#### Trecho da página

Desta forma, há poder quando os homens se conectam para exercê-lo (potentia); do contrário, há enfraquecimento. A solidariedade, nesse processo, traz a capacidade de potentia, supera a visão de fraternidade do nós e atribui conhecimento e princípio ético à intenção e à ação, promovendo mais chances de êxito no exercício político, nos projetos comuns, nos quais os outros (as vítimas – ainda que institucionais dos sistemas e das instituições) participem como sujeitos livres e solidários. Para Dussel (2007), o que marca a aparição da política é a passagem da potentia para a potestas (necessária institucionalização do poder da comunidade, do povo, criando diferenciações heterogêneas de funções por meio da qual se torne factível o próprio poder). Assim, enquanto o anarquista deseja com a máxima exponenciação da potentia, o conservador, no campo da potestas, busca a máxima organização institucional exercida como dominação.

A solidariedade incita uma convivência política, uma práxis de intelectual orgânico (Gramsci) que consiga “educar os movimentos sociais em sua autonomia democrática, em sua evolução política, em seus atores

mutuamente responsáveis por seus destinos” (DUSSEL, 2007, p. 119), para que o compromisso seja efetivado.

########

Instrução A: Reproduza fielmente a parte do trecho sobre solidariedade e poder que vai de "A solidariedade incita" até "compromisso seja efetivado.", incluindo essas palavras.
Instrução B: De acordo com o trecho sobre solidariedade e poder, o que marca a aparição da política para Dussel (2007)?

#### Dados de entrada

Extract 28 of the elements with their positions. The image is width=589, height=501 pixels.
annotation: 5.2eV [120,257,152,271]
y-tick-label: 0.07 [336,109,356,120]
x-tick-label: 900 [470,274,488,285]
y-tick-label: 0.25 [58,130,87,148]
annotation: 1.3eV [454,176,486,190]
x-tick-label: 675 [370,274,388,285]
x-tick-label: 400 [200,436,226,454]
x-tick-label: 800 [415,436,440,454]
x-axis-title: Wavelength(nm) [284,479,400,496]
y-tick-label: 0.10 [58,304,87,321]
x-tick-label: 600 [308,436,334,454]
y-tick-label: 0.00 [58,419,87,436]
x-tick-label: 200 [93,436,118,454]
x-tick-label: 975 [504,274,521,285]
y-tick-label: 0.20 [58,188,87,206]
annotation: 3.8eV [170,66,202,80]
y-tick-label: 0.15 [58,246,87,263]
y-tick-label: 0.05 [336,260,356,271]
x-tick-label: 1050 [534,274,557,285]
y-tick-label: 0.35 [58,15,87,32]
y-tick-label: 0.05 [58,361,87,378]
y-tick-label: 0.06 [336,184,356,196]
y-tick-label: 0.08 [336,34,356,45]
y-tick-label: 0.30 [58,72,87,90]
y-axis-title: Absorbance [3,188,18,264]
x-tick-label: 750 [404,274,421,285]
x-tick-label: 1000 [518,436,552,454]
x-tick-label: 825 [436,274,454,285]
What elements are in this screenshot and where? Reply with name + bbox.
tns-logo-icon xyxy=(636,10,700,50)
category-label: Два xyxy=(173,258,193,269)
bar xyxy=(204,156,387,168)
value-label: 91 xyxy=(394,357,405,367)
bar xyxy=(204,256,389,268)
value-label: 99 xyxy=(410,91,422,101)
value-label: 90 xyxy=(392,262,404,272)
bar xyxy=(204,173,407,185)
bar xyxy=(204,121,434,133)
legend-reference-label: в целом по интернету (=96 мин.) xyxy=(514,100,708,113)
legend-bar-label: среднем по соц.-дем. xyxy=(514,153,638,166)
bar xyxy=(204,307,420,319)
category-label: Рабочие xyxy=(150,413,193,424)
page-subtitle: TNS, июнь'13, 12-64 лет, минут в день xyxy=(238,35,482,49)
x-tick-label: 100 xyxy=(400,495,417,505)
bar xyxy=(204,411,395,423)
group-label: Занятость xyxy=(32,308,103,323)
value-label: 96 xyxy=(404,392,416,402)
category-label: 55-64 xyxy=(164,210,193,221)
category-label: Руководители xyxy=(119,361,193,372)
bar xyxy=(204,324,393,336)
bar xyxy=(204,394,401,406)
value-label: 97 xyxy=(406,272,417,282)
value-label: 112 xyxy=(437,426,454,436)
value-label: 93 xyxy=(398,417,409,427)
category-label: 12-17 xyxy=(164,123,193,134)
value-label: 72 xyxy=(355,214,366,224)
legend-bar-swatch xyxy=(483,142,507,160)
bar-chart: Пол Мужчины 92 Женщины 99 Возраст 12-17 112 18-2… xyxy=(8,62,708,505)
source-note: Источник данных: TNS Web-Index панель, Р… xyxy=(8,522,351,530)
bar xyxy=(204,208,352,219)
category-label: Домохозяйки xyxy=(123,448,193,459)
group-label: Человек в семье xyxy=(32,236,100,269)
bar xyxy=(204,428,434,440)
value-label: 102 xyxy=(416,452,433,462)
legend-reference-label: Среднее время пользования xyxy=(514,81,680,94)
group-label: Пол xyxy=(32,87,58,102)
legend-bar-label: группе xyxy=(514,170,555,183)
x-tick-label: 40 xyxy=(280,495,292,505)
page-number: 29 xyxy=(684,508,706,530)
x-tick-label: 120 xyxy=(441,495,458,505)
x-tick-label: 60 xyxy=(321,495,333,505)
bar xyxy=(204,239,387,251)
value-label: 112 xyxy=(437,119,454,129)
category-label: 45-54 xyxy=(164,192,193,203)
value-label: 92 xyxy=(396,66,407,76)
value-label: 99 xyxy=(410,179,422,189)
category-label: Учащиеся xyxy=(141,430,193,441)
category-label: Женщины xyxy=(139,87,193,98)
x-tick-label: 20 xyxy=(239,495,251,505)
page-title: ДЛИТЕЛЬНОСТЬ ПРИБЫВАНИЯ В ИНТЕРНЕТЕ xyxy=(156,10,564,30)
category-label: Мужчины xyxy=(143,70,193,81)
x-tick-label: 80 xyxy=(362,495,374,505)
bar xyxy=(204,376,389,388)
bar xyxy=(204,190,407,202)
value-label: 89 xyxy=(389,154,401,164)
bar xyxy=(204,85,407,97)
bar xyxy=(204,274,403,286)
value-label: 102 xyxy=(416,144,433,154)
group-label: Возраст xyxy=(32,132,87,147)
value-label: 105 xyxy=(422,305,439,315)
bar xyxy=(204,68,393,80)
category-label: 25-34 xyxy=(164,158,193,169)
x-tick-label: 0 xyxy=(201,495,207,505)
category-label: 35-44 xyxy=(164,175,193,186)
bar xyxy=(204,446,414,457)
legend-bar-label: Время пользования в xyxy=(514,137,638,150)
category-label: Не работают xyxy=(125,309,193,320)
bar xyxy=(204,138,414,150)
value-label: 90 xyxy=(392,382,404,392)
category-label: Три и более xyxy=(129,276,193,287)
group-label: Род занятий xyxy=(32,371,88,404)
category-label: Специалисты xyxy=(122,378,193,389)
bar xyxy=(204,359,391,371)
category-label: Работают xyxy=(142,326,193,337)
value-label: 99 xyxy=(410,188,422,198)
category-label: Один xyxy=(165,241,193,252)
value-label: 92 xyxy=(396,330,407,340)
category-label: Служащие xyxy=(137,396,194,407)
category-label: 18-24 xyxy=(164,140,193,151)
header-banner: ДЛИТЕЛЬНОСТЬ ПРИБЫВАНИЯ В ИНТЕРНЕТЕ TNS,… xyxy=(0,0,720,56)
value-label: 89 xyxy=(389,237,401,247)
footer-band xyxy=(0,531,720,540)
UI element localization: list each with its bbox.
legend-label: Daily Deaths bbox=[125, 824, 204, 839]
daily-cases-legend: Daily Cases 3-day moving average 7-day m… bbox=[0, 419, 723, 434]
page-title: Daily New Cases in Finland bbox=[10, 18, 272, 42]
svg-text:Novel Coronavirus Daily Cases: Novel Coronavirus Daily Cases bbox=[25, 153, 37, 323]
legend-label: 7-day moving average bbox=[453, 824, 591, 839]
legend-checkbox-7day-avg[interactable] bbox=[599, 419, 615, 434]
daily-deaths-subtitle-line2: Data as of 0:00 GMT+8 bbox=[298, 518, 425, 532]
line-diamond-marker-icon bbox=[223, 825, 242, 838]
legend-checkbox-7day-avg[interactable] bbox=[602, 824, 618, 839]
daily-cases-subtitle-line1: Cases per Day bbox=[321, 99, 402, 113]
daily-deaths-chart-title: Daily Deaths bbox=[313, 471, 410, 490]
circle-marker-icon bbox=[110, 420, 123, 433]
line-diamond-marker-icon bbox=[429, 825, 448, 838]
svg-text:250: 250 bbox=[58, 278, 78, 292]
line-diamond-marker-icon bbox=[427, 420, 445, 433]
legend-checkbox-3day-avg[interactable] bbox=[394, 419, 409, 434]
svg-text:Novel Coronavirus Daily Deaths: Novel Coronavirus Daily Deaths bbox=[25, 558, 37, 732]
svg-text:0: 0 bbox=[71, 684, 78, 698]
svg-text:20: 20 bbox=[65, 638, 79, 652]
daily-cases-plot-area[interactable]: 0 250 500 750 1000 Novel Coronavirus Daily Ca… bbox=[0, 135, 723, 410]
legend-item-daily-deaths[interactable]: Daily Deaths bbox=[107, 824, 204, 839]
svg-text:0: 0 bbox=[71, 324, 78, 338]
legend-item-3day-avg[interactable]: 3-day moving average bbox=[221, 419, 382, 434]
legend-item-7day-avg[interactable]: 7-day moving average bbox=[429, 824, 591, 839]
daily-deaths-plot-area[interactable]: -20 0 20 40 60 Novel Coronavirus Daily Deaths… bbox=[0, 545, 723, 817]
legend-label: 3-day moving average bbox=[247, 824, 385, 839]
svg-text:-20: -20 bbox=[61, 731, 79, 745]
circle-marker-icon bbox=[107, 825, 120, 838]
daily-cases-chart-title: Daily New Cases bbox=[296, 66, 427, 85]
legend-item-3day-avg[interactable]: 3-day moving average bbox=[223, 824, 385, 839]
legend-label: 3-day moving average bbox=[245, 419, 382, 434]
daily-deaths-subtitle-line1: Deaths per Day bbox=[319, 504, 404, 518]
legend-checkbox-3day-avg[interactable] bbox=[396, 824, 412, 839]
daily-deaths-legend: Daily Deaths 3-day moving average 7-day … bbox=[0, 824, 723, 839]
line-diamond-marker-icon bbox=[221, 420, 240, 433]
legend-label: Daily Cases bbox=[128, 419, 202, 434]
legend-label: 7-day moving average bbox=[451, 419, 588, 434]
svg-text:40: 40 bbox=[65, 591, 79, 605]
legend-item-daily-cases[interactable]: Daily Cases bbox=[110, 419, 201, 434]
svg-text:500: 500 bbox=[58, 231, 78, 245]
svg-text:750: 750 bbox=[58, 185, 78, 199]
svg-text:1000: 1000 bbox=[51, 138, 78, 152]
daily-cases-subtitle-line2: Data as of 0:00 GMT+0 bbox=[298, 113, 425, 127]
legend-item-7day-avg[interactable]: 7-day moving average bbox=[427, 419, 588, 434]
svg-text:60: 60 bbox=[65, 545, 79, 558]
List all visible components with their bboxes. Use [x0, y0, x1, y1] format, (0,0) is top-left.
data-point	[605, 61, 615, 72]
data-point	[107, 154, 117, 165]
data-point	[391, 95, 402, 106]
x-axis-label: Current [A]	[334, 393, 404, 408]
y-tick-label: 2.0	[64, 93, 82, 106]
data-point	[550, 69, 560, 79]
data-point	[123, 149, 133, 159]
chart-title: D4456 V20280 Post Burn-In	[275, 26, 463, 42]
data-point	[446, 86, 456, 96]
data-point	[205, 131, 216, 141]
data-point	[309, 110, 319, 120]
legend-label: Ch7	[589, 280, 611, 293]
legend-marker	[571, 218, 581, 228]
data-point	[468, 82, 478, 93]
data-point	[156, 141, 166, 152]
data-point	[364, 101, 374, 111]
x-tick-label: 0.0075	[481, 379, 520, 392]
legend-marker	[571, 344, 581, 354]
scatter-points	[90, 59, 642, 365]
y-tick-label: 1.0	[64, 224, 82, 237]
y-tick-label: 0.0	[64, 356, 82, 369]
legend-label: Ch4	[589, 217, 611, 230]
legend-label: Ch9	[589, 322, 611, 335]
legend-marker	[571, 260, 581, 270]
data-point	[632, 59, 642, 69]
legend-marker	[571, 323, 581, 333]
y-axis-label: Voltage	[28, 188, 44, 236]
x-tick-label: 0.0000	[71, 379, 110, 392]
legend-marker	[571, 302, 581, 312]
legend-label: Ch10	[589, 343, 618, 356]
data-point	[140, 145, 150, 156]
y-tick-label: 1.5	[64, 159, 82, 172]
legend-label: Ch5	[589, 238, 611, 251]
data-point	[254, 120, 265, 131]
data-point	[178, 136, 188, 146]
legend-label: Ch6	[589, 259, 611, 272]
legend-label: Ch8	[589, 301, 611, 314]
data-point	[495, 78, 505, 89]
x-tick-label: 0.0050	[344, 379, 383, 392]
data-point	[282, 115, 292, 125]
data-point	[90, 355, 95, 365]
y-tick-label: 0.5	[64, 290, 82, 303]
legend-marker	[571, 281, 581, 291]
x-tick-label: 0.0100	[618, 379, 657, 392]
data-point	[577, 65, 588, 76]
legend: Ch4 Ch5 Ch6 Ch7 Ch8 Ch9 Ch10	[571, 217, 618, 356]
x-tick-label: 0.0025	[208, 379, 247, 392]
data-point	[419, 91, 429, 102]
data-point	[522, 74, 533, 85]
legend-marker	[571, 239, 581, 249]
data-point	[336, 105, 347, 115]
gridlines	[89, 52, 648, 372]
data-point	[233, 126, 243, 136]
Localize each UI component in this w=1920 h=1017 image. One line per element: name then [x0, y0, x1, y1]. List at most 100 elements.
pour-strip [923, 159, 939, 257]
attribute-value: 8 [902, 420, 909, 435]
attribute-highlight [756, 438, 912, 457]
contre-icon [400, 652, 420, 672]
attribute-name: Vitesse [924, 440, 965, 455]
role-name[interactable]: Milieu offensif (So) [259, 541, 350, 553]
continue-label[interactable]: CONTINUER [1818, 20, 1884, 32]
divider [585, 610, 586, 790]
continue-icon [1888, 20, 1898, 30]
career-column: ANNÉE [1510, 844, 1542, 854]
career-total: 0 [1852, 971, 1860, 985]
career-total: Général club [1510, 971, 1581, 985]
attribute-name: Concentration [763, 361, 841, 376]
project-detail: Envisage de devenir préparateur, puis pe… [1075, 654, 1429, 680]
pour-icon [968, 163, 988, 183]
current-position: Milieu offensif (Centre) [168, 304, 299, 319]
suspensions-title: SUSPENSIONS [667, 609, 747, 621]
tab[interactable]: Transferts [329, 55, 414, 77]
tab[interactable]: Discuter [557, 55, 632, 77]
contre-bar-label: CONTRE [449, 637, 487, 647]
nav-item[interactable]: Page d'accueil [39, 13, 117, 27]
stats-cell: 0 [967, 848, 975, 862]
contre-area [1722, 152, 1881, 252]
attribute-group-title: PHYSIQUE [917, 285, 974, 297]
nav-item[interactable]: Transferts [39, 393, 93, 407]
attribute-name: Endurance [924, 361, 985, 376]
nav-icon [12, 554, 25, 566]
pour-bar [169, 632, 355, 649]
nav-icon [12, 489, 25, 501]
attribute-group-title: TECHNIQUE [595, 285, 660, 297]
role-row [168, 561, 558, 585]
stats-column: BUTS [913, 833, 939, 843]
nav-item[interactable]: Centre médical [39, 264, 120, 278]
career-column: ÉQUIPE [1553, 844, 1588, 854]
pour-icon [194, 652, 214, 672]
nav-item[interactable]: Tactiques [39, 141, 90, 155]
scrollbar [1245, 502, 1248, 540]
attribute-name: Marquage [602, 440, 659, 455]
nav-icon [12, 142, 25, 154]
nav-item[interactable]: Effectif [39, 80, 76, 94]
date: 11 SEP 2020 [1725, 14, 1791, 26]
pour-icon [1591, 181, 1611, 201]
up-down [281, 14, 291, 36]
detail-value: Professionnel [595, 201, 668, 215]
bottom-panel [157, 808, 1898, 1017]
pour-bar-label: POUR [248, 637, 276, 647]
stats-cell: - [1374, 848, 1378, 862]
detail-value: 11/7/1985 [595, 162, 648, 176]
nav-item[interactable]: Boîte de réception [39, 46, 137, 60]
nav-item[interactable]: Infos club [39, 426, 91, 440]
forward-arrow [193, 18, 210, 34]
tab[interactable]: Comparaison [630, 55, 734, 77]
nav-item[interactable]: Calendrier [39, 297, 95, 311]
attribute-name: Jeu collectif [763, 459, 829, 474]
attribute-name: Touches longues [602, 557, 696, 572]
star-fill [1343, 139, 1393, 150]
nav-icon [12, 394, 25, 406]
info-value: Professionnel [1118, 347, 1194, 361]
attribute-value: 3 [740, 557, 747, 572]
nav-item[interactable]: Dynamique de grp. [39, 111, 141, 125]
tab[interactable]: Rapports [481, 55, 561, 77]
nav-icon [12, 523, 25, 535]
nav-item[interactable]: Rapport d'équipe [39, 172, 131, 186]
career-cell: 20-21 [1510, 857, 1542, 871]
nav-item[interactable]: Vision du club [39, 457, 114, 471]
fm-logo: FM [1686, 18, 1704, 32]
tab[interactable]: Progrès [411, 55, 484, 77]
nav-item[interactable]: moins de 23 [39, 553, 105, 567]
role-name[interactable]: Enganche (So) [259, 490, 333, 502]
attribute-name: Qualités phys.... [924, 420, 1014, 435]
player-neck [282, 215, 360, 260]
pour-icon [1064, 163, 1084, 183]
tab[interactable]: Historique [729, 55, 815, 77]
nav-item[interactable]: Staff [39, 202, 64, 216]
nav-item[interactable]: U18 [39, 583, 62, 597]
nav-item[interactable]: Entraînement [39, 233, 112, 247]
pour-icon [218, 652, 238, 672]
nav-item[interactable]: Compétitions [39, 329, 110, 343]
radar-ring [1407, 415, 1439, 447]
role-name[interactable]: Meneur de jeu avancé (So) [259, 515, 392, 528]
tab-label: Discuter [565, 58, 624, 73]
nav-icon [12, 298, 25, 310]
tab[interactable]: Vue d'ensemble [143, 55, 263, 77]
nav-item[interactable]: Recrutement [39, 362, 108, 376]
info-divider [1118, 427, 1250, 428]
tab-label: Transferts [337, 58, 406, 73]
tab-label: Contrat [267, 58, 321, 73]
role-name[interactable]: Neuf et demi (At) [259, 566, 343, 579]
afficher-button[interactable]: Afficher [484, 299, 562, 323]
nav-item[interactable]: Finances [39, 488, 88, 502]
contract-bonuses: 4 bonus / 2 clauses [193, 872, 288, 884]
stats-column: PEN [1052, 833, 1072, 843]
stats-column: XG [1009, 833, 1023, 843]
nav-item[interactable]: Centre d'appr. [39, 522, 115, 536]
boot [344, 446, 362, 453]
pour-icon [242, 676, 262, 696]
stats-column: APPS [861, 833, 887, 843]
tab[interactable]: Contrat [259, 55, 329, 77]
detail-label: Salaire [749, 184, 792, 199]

########

Resposta A:
A solidariedade incita uma convivência política, uma práxis de intelectual orgânico (Gramsci) que consiga “educar os movimentos sociais em sua autonomia democrática, em sua evolução política, em seus atores

mutuamente responsáveis por seus destinos” (DUSSEL, 2007, p. 119), para que o compromisso seja efetivado.

Resposta B: A passagem da potentia para a potestas.